+++ ENTRIES SUPPLIED

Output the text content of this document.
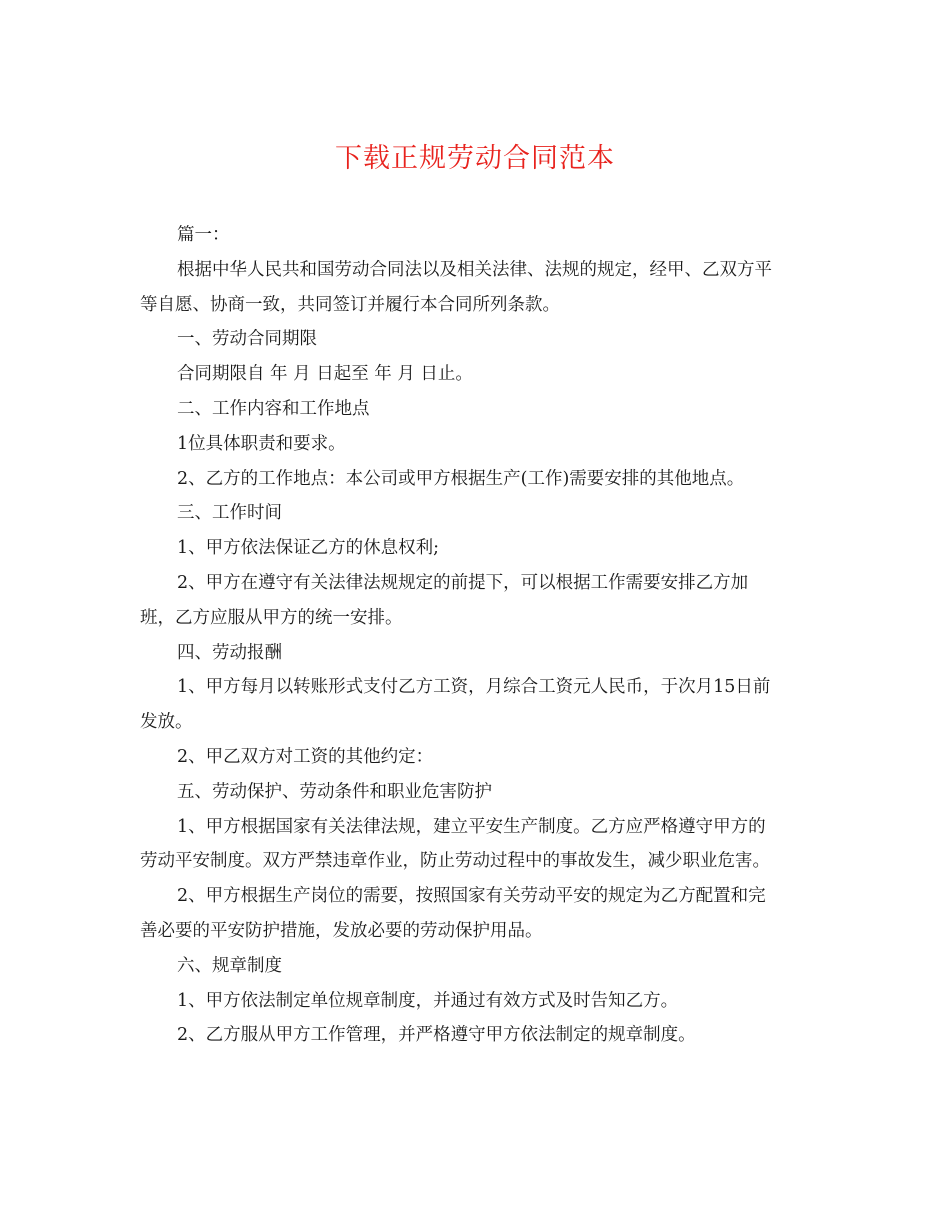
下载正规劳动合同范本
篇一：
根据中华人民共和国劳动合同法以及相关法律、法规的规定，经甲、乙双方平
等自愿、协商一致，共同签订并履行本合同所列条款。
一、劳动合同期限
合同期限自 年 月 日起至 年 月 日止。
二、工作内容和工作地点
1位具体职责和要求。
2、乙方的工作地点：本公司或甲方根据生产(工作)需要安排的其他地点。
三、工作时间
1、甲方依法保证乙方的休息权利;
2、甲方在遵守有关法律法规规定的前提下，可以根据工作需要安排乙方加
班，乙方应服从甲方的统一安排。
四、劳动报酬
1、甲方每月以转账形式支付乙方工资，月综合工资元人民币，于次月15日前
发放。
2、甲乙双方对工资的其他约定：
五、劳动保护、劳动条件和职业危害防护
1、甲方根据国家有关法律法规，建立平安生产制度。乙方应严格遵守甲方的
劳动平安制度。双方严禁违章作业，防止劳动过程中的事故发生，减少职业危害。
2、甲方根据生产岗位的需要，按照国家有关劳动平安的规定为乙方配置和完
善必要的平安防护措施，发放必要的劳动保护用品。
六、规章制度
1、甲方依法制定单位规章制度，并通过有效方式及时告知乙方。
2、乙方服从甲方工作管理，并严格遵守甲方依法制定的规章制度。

++++++
+++ ENTRIES SUPPLIED

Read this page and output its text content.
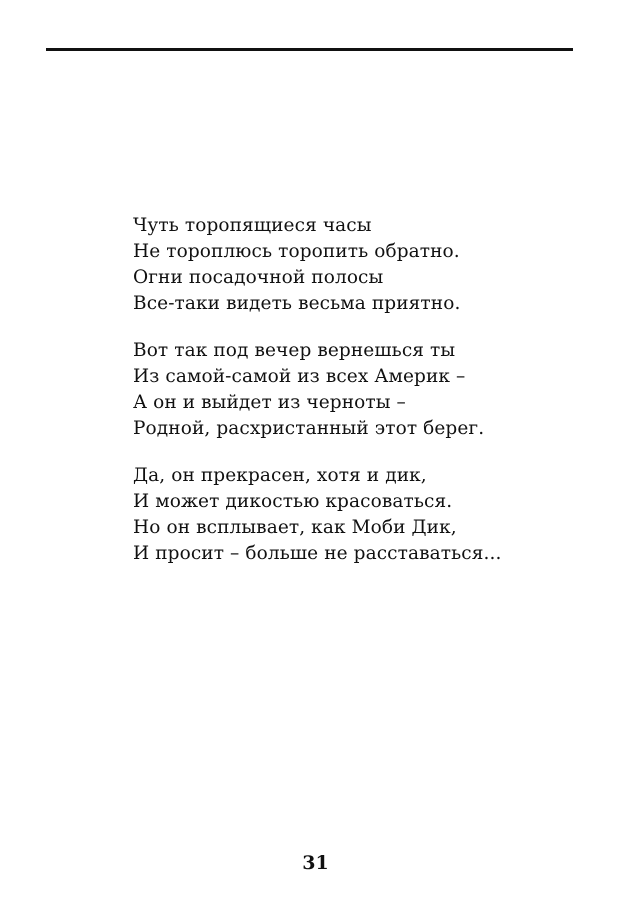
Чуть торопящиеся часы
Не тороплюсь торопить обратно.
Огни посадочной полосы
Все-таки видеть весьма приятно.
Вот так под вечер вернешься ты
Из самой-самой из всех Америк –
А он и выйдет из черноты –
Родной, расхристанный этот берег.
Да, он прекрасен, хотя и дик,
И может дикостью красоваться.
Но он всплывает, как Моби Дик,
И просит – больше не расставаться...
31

++++++

■ **EXERCISE REQUIREMENTS**
Lines that include the word "text" — how many are there in the data? Answer with the number alone.

■ **RESULT OF THE TASK**
2